### Task details
Present the data once more in exactly its original form.

### Records shown
╭──

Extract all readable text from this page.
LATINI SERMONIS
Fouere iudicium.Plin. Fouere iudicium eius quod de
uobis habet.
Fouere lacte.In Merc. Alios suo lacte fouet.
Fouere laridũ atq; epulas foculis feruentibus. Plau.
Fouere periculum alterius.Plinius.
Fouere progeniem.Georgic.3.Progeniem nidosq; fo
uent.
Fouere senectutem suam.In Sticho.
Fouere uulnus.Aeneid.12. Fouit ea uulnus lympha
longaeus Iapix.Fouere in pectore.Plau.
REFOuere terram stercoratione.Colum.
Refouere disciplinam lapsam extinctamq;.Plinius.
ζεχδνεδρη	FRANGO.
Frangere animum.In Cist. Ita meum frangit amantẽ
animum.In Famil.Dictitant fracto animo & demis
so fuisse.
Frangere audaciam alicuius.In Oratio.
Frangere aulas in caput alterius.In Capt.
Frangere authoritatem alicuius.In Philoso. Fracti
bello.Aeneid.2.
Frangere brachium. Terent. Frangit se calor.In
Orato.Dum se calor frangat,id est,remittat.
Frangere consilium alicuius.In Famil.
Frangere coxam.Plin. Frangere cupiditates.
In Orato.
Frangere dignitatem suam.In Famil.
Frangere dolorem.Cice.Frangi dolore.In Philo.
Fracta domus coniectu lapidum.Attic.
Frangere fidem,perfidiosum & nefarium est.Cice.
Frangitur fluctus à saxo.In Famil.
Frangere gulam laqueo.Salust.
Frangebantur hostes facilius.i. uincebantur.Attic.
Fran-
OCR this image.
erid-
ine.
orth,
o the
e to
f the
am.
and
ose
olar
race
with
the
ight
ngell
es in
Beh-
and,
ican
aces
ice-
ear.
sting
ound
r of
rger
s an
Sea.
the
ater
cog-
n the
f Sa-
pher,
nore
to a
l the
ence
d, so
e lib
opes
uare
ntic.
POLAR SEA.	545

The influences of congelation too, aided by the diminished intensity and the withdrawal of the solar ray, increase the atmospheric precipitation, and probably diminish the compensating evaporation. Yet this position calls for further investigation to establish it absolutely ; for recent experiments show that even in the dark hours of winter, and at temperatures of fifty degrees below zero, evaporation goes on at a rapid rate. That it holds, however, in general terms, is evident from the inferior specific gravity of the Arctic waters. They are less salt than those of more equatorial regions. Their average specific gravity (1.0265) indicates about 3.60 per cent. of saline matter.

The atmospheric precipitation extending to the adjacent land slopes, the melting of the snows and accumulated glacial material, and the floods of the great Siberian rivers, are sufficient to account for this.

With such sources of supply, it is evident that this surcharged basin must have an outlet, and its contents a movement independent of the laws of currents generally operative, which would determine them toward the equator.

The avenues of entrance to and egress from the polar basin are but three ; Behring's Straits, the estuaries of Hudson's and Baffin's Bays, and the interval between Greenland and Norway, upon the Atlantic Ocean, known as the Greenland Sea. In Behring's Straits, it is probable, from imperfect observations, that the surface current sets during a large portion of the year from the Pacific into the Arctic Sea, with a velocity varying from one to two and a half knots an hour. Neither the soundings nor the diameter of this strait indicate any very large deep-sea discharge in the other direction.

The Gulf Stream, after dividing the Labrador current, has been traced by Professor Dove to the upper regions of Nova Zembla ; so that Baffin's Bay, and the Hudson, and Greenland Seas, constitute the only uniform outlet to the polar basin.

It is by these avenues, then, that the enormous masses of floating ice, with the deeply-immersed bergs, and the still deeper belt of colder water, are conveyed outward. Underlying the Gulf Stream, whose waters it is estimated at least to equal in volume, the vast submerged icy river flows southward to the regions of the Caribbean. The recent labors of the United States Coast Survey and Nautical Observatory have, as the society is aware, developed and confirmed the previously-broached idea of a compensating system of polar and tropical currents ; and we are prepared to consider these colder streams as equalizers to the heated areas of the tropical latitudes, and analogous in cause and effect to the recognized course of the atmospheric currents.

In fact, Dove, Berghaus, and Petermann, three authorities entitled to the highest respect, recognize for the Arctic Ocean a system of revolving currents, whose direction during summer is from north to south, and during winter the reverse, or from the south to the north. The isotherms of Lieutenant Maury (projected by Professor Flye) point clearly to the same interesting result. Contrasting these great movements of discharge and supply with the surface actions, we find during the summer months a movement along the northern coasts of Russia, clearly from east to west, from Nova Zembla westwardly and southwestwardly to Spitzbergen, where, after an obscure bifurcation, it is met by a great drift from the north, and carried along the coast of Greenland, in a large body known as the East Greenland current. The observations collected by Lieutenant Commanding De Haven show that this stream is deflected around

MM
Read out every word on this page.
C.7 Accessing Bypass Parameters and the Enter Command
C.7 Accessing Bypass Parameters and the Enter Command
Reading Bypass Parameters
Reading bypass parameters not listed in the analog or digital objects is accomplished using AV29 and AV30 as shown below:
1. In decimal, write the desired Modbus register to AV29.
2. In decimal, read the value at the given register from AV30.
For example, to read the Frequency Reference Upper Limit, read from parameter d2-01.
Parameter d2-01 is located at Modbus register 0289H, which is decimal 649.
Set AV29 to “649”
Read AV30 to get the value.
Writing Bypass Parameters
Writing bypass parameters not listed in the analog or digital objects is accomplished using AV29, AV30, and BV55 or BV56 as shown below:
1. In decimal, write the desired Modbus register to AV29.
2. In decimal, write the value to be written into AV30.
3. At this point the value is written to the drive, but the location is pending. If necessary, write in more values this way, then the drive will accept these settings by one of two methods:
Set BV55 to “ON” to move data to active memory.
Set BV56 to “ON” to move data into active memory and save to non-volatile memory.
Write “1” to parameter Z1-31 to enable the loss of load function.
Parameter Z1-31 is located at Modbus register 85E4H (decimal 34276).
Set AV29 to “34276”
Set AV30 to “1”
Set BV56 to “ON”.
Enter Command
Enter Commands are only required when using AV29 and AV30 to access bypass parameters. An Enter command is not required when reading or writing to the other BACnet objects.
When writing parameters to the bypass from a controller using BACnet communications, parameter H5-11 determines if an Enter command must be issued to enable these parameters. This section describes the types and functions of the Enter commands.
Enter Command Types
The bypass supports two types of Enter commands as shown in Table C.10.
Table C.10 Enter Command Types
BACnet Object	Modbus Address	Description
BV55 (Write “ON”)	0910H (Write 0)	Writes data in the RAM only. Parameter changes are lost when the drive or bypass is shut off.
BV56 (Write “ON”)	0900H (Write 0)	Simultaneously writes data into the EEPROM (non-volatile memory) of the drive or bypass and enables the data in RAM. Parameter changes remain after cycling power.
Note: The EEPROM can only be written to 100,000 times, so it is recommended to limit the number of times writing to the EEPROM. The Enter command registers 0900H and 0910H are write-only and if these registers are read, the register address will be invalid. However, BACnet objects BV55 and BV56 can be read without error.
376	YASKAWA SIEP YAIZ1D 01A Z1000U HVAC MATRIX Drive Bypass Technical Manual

╰──

### The output
Extract all readable text from this page.
LATINI SERMONIS
Fouere iudicium.Plin. Fouere iudicium eius quod de
uobis habet.
Fouere lacte.In Merc. Alios suo lacte fouet.
Fouere laridũ atq; epulas foculis feruentibus. Plau.
Fouere periculum alterius.Plinius.
Fouere progeniem.Georgic.3.Progeniem nidosq; fo
uent.
Fouere senectutem suam.In Sticho.
Fouere uulnus.Aeneid.12. Fouit ea uulnus lympha
longaeus Iapix.Fouere in pectore.Plau.
REFOuere terram stercoratione.Colum.
Refouere disciplinam lapsam extinctamq;.Plinius.
ζεχδνεδρη	FRANGO.
Frangere animum.In Cist. Ita meum frangit amantẽ
animum.In Famil.Dictitant fracto animo & demis
so fuisse.
Frangere audaciam alicuius.In Oratio.
Frangere aulas in caput alterius.In Capt.
Frangere authoritatem alicuius.In Philoso. Fracti
bello.Aeneid.2.
Frangere brachium. Terent. Frangit se calor.In
Orato.Dum se calor frangat,id est,remittat.
Frangere consilium alicuius.In Famil.
Frangere coxam.Plin. Frangere cupiditates.
In Orato.
Frangere dignitatem suam.In Famil.
Frangere dolorem.Cice.Frangi dolore.In Philo.
Fracta domus coniectu lapidum.Attic.
Frangere fidem,perfidiosum & nefarium est.Cice.
Frangitur fluctus à saxo.In Famil.
Frangere gulam laqueo.Salust.
Frangebantur hostes facilius.i. uincebantur.Attic.
Fran-
OCR this image.
erid-
ine.
orth,
o the
e to
f the
am.
and
ose
olar
race
with
the
ight
ngell
es in
Beh-
and,
ican
aces
ice-
ear.
sting
ound
r of
rger
s an
Sea.
the
ater
cog-
n the
f Sa-
pher,
nore
to a
l the
ence
d, so
e lib
opes
uare
ntic.
POLAR SEA.	545

The influences of congelation too, aided by the diminished intensity and the withdrawal of the solar ray, increase the atmospheric precipitation, and probably diminish the compensating evaporation. Yet this position calls for further investigation to establish it absolutely ; for recent experiments show that even in the dark hours of winter, and at temperatures of fifty degrees below zero, evaporation goes on at a rapid rate. That it holds, however, in general terms, is evident from the inferior specific gravity of the Arctic waters. They are less salt than those of more equatorial regions. Their average specific gravity (1.0265) indicates about 3.60 per cent. of saline matter.

The atmospheric precipitation extending to the adjacent land slopes, the melting of the snows and accumulated glacial material, and the floods of the great Siberian rivers, are sufficient to account for this.

With such sources of supply, it is evident that this surcharged basin must have an outlet, and its contents a movement independent of the laws of currents generally operative, which would determine them toward the equator.

The avenues of entrance to and egress from the polar basin are but three ; Behring's Straits, the estuaries of Hudson's and Baffin's Bays, and the interval between Greenland and Norway, upon the Atlantic Ocean, known as the Greenland Sea. In Behring's Straits, it is probable, from imperfect observations, that the surface current sets during a large portion of the year from the Pacific into the Arctic Sea, with a velocity varying from one to two and a half knots an hour. Neither the soundings nor the diameter of this strait indicate any very large deep-sea discharge in the other direction.

The Gulf Stream, after dividing the Labrador current, has been traced by Professor Dove to the upper regions of Nova Zembla ; so that Baffin's Bay, and the Hudson, and Greenland Seas, constitute the only uniform outlet to the polar basin.

It is by these avenues, then, that the enormous masses of floating ice, with the deeply-immersed bergs, and the still deeper belt of colder water, are conveyed outward. Underlying the Gulf Stream, whose waters it is estimated at least to equal in volume, the vast submerged icy river flows southward to the regions of the Caribbean. The recent labors of the United States Coast Survey and Nautical Observatory have, as the society is aware, developed and confirmed the previously-broached idea of a compensating system of polar and tropical currents ; and we are prepared to consider these colder streams as equalizers to the heated areas of the tropical latitudes, and analogous in cause and effect to the recognized course of the atmospheric currents.

In fact, Dove, Berghaus, and Petermann, three authorities entitled to the highest respect, recognize for the Arctic Ocean a system of revolving currents, whose direction during summer is from north to south, and during winter the reverse, or from the south to the north. The isotherms of Lieutenant Maury (projected by Professor Flye) point clearly to the same interesting result. Contrasting these great movements of discharge and supply with the surface actions, we find during the summer months a movement along the northern coasts of Russia, clearly from east to west, from Nova Zembla westwardly and southwestwardly to Spitzbergen, where, after an obscure bifurcation, it is met by a great drift from the north, and carried along the coast of Greenland, in a large body known as the East Greenland current. The observations collected by Lieutenant Commanding De Haven show that this stream is deflected around

MM
Read out every word on this page.
C.7 Accessing Bypass Parameters and the Enter Command
C.7 Accessing Bypass Parameters and the Enter Command
Reading Bypass Parameters
Reading bypass parameters not listed in the analog or digital objects is accomplished using AV29 and AV30 as shown below:
1. In decimal, write the desired Modbus register to AV29.
2. In decimal, read the value at the given register from AV30.
For example, to read the Frequency Reference Upper Limit, read from parameter d2-01.
Parameter d2-01 is located at Modbus register 0289H, which is decimal 649.
Set AV29 to “649”
Read AV30 to get the value.
Writing Bypass Parameters
Writing bypass parameters not listed in the analog or digital objects is accomplished using AV29, AV30, and BV55 or BV56 as shown below:
1. In decimal, write the desired Modbus register to AV29.
2. In decimal, write the value to be written into AV30.
3. At this point the value is written to the drive, but the location is pending. If necessary, write in more values this way, then the drive will accept these settings by one of two methods:
Set BV55 to “ON” to move data to active memory.
Set BV56 to “ON” to move data into active memory and save to non-volatile memory.
Write “1” to parameter Z1-31 to enable the loss of load function.
Parameter Z1-31 is located at Modbus register 85E4H (decimal 34276).
Set AV29 to “34276”
Set AV30 to “1”
Set BV56 to “ON”.
Enter Command
Enter Commands are only required when using AV29 and AV30 to access bypass parameters. An Enter command is not required when reading or writing to the other BACnet objects.
When writing parameters to the bypass from a controller using BACnet communications, parameter H5-11 determines if an Enter command must be issued to enable these parameters. This section describes the types and functions of the Enter commands.
Enter Command Types
The bypass supports two types of Enter commands as shown in Table C.10.
Table C.10 Enter Command Types
BACnet Object	Modbus Address	Description
BV55 (Write “ON”)	0910H (Write 0)	Writes data in the RAM only. Parameter changes are lost when the drive or bypass is shut off.
BV56 (Write “ON”)	0900H (Write 0)	Simultaneously writes data into the EEPROM (non-volatile memory) of the drive or bypass and enables the data in RAM. Parameter changes remain after cycling power.
Note: The EEPROM can only be written to 100,000 times, so it is recommended to limit the number of times writing to the EEPROM. The Enter command registers 0900H and 0910H are write-only and if these registers are read, the register address will be invalid. However, BACnet objects BV55 and BV56 can be read without error.
376	YASKAWA SIEP YAIZ1D 01A Z1000U HVAC MATRIX Drive Bypass Technical Manual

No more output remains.